### Extracted records
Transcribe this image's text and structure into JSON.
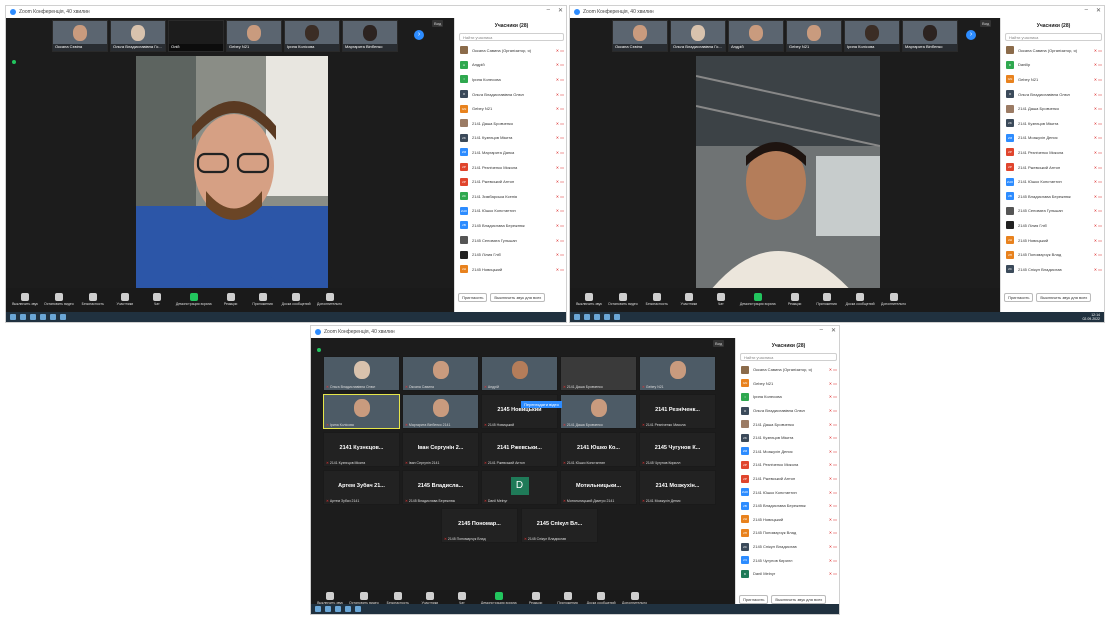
{
  "window": {
    "title": "Zoom Конференція, 40 хвилин"
  },
  "shot1": {
    "view_label": "Вид",
    "thumbs": [
      "Оксана Сєвіна",
      "Ольга Владиславівна Го...",
      "Олій",
      "Gebey N21",
      "Ірина Колісова",
      "Маргарита Вінбенко"
    ],
    "speaker_name": "Андрій",
    "panel_title": "Учасники (28)",
    "search_placeholder": "Найти учасника",
    "participants": [
      {
        "name": "Оксана Савина (Організатор, я)",
        "color": "#8b6b4a",
        "init": ""
      },
      {
        "name": "Андрій",
        "color": "#2fa84f",
        "init": "A"
      },
      {
        "name": "Ірина Колесова",
        "color": "#2fa84f",
        "init": "I"
      },
      {
        "name": "Ольга Владиславівна Олюл",
        "color": "#3b4a5a",
        "init": "O"
      },
      {
        "name": "Gebey N21",
        "color": "#e8821e",
        "init": "GN"
      },
      {
        "name": "2141 Даша Бровченко",
        "color": "#9b7b64",
        "init": ""
      },
      {
        "name": "2141 Кузнєцов Мікита",
        "color": "#3b4a5a",
        "init": "2K"
      },
      {
        "name": "2141 Маргарита Данка",
        "color": "#2d8cff",
        "init": "2M"
      },
      {
        "name": "2141 Резніченко Микола",
        "color": "#e0452d",
        "init": "2P"
      },
      {
        "name": "2141 Ржевський Антон",
        "color": "#e0452d",
        "init": "2P"
      },
      {
        "name": "2141 Зимбарська Ксенія",
        "color": "#2fa84f",
        "init": "2C"
      },
      {
        "name": "2141 Юшко Константин",
        "color": "#2d8cff",
        "init": "2HO"
      },
      {
        "name": "2145 Владислава Бережнюк",
        "color": "#2d8cff",
        "init": "2B"
      },
      {
        "name": "2145 Сеновата Гульшан",
        "color": "#555",
        "init": ""
      },
      {
        "name": "2145 Лілия Гліб",
        "color": "#222",
        "init": ""
      },
      {
        "name": "2145 Новицький",
        "color": "#e8821e",
        "init": "2H"
      }
    ],
    "invite_label": "Пригласить",
    "mute_all_label": "Выключить звук для всех"
  },
  "shot2": {
    "view_label": "Вид",
    "thumbs": [
      "Оксана Сєвіна",
      "Ольга Владиславівна Го...",
      "Андрій",
      "Gebey N21",
      "Ірина Колісова",
      "Маргарита Вінбенко"
    ],
    "speaker_name": "Danilip",
    "panel_title": "Учасники (28)",
    "search_placeholder": "Найти учасника",
    "participants": [
      {
        "name": "Оксана Савина (Організатор, я)",
        "color": "#8b6b4a",
        "init": ""
      },
      {
        "name": "Danilip",
        "color": "#2fa84f",
        "init": "D"
      },
      {
        "name": "Gebey N21",
        "color": "#e8821e",
        "init": "GN"
      },
      {
        "name": "Ольга Владиславівна Олюл",
        "color": "#3b4a5a",
        "init": "O"
      },
      {
        "name": "2141 Даша Бровченко",
        "color": "#9b7b64",
        "init": ""
      },
      {
        "name": "2141 Кузнєцов Мікита",
        "color": "#3b4a5a",
        "init": "2K"
      },
      {
        "name": "2141 Мозжухін Денис",
        "color": "#2d8cff",
        "init": "2M"
      },
      {
        "name": "2141 Резніченко Микола",
        "color": "#e0452d",
        "init": "2P"
      },
      {
        "name": "2141 Ржевський Антон",
        "color": "#e0452d",
        "init": "2P"
      },
      {
        "name": "2141 Юшко Константин",
        "color": "#2d8cff",
        "init": "2HO"
      },
      {
        "name": "2145 Владислава Бережнюк",
        "color": "#2d8cff",
        "init": "2B"
      },
      {
        "name": "2145 Сеновата Гульшан",
        "color": "#555",
        "init": ""
      },
      {
        "name": "2145 Лілия Гліб",
        "color": "#222",
        "init": ""
      },
      {
        "name": "2145 Новицький",
        "color": "#e8821e",
        "init": "2H"
      },
      {
        "name": "2145 Пономарчук Влад",
        "color": "#e8821e",
        "init": "2П"
      },
      {
        "name": "2145 Спікул Владислав",
        "color": "#3b4a5a",
        "init": "2C"
      }
    ],
    "invite_label": "Пригласить",
    "mute_all_label": "Выключить звук для всех",
    "time": "12:14",
    "date": "02.09.2022"
  },
  "shot3": {
    "view_label": "Вид",
    "panel_title": "Учасники (28)",
    "search_placeholder": "Найти учасника",
    "tooltip": "Переглядати відео",
    "tiles_row1": [
      "Ольга Владиславівна Олюл",
      "Оксана Савина",
      "Андрій",
      "2141 Даша Бровченко",
      "Gebey N21"
    ],
    "tiles_row2": [
      {
        "name": "",
        "cap": "Ірина Колісова",
        "video": true
      },
      {
        "name": "",
        "cap": "Маргарита Вінбенко 2141",
        "video": true
      },
      {
        "name": "2145 Новицький",
        "cap": "2145 Новицький",
        "video": false
      },
      {
        "name": "",
        "cap": "2141 Даша Бровченко",
        "video": true
      },
      {
        "name": "2141 Резніченк...",
        "cap": "2141 Резніченко Микола",
        "video": false
      }
    ],
    "tiles_row3": [
      {
        "name": "2141 Кузнєцов...",
        "cap": "2141 Кузнєцов Мікита"
      },
      {
        "name": "Іван Сергунін 2...",
        "cap": "Іван Сергунін 2141"
      },
      {
        "name": "2141 Ржевськи...",
        "cap": "2141 Ржевський Антон"
      },
      {
        "name": "2141 Юшко Ко...",
        "cap": "2141 Юшко Константин"
      },
      {
        "name": "2145 Чугунов К...",
        "cap": "2145 Чугунов Кирилл"
      }
    ],
    "tiles_row4": [
      {
        "name": "Артем Зубач 21...",
        "cap": "Артем Зубач 2141"
      },
      {
        "name": "2145 Владисла...",
        "cap": "2145 Владислава Бережнюк"
      },
      {
        "name": "D",
        "cap": "Danil Melnyr"
      },
      {
        "name": "Мотильницьки...",
        "cap": "Мотильницький Дмитро 2141"
      },
      {
        "name": "2141 Мозжухін...",
        "cap": "2141 Мозжухін Денис"
      }
    ],
    "tiles_row5": [
      {
        "name": "2145 Пономар...",
        "cap": "2145 Пономарчук Влад"
      },
      {
        "name": "2145 Спікул Вл...",
        "cap": "2145 Спікул Владислав"
      }
    ],
    "participants": [
      {
        "name": "Оксана Савина (Організатор, я)",
        "color": "#8b6b4a",
        "init": ""
      },
      {
        "name": "Gebey N21",
        "color": "#e8821e",
        "init": "GN"
      },
      {
        "name": "Ірина Колесова",
        "color": "#2fa84f",
        "init": "I"
      },
      {
        "name": "Ольга Владиславівна Олюл",
        "color": "#3b4a5a",
        "init": "O"
      },
      {
        "name": "2141 Даша Бровченко",
        "color": "#9b7b64",
        "init": ""
      },
      {
        "name": "2141 Кузнєцов Мікита",
        "color": "#3b4a5a",
        "init": "2K"
      },
      {
        "name": "2141 Мозжухін Денис",
        "color": "#2d8cff",
        "init": "2M"
      },
      {
        "name": "2141 Резніченко Микола",
        "color": "#e0452d",
        "init": "2P"
      },
      {
        "name": "2141 Ржевський Антон",
        "color": "#e0452d",
        "init": "2P"
      },
      {
        "name": "2141 Юшко Константин",
        "color": "#2d8cff",
        "init": "2HO"
      },
      {
        "name": "2145 Владислава Бережнюк",
        "color": "#2d8cff",
        "init": "2B"
      },
      {
        "name": "2145 Новицький",
        "color": "#e8821e",
        "init": "2H"
      },
      {
        "name": "2145 Пономарчук Влад",
        "color": "#e8821e",
        "init": "2П"
      },
      {
        "name": "2145 Спікул Владислав",
        "color": "#3b4a5a",
        "init": "2C"
      },
      {
        "name": "2145 Чугунов Кирилл",
        "color": "#2d8cff",
        "init": "2Ч"
      },
      {
        "name": "Danil Melnyr",
        "color": "#1f7a58",
        "init": "D"
      }
    ],
    "invite_label": "Пригласить",
    "mute_all_label": "Выключить звук для всех"
  },
  "toolbar": {
    "mute": "Выключить звук",
    "video": "Остановить видео",
    "security": "Безопасность",
    "participants": "Участники",
    "chat": "Чат",
    "share": "Демонстрация экрана",
    "reactions": "Реакции",
    "apps": "Приложения",
    "whiteboard": "Доска сообщений",
    "more": "Дополнительно",
    "end": "Завершение"
  },
  "icons": {
    "close": "close-icon",
    "minimize": "minimize-icon",
    "shield": "shield-icon",
    "microphone": "microphone-icon",
    "camera": "camera-icon",
    "people": "people-icon",
    "chat": "chat-icon",
    "share": "share-screen-icon"
  }
}
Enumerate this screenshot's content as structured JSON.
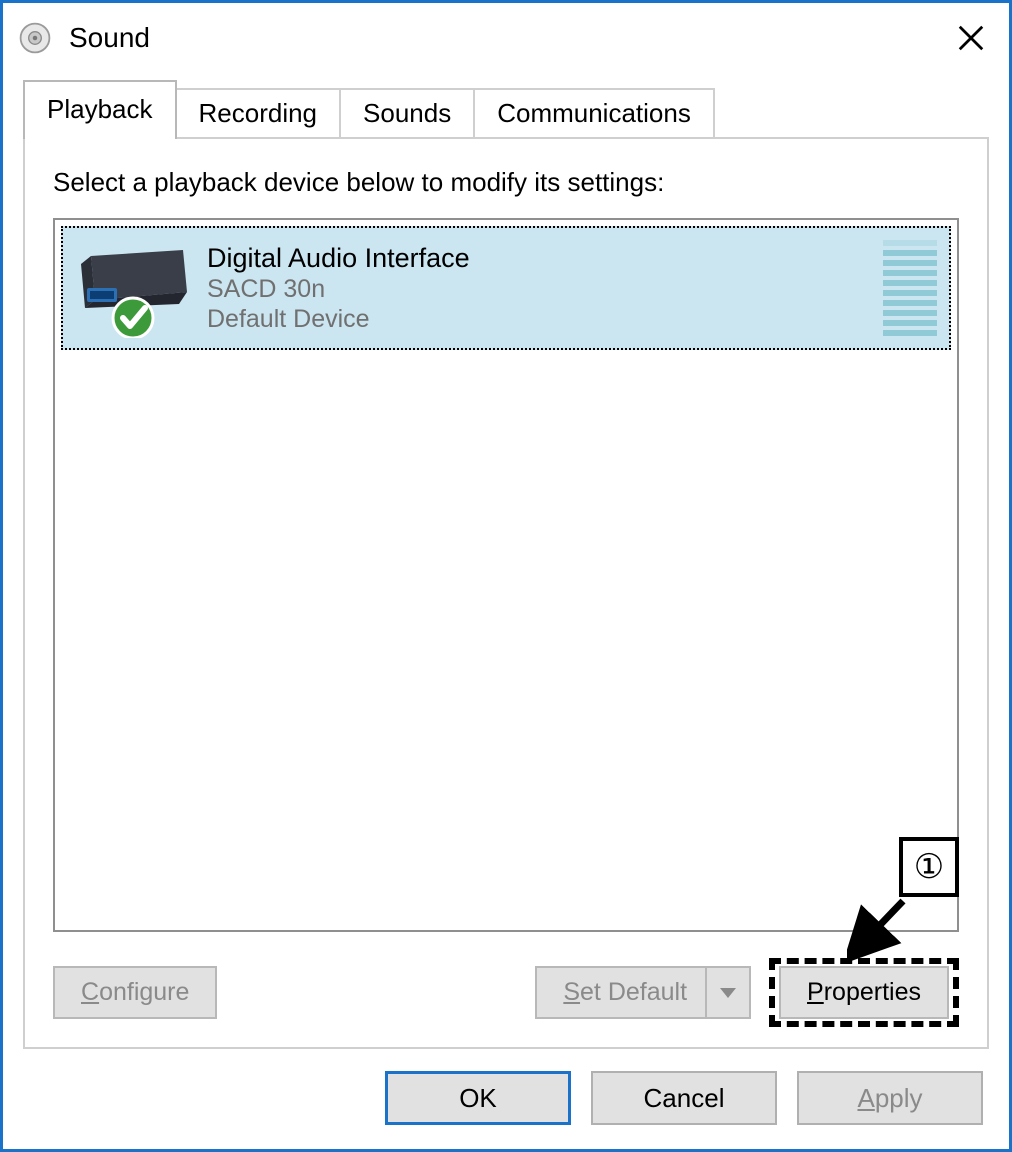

### Description of the task
From the entries above, pull out each line that includes "this".

### Finished answer
Transcribe this image's text and structure into JSON.
Enumerate this screenshot's content as structured JSON.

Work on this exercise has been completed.